=== Exercise materials ===

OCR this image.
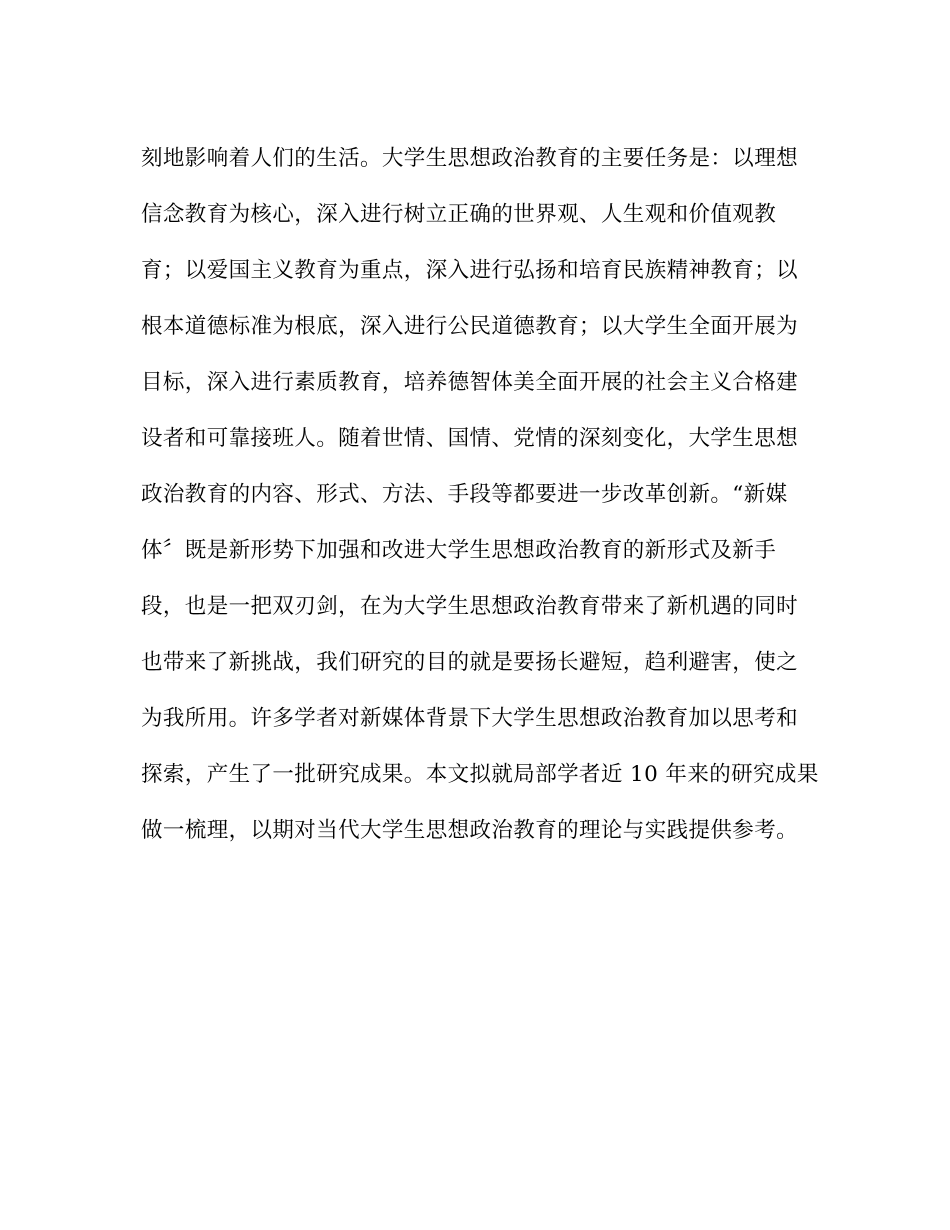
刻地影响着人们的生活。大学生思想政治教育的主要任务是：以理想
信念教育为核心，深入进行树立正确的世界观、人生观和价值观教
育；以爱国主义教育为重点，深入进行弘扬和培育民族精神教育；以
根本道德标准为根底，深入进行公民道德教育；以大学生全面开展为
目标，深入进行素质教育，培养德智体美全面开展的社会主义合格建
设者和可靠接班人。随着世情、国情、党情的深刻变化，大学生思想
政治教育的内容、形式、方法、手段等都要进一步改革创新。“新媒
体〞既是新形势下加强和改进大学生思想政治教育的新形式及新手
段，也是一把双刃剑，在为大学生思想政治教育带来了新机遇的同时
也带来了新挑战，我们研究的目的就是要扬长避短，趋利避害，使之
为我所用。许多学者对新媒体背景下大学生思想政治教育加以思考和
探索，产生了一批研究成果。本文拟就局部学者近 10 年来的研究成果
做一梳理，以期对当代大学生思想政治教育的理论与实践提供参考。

===

◆ Given request ◆
All records above are to be printed exactly, minus the pictures they contain.

◆ Answer in full ◆
OCR this image.
刻地影响着人们的生活。大学生思想政治教育的主要任务是：以理想
信念教育为核心，深入进行树立正确的世界观、人生观和价值观教
育；以爱国主义教育为重点，深入进行弘扬和培育民族精神教育；以
根本道德标准为根底，深入进行公民道德教育；以大学生全面开展为
目标，深入进行素质教育，培养德智体美全面开展的社会主义合格建
设者和可靠接班人。随着世情、国情、党情的深刻变化，大学生思想
政治教育的内容、形式、方法、手段等都要进一步改革创新。“新媒
体〞既是新形势下加强和改进大学生思想政治教育的新形式及新手
段，也是一把双刃剑，在为大学生思想政治教育带来了新机遇的同时
也带来了新挑战，我们研究的目的就是要扬长避短，趋利避害，使之
为我所用。许多学者对新媒体背景下大学生思想政治教育加以思考和
探索，产生了一批研究成果。本文拟就局部学者近 10 年来的研究成果
做一梳理，以期对当代大学生思想政治教育的理论与实践提供参考。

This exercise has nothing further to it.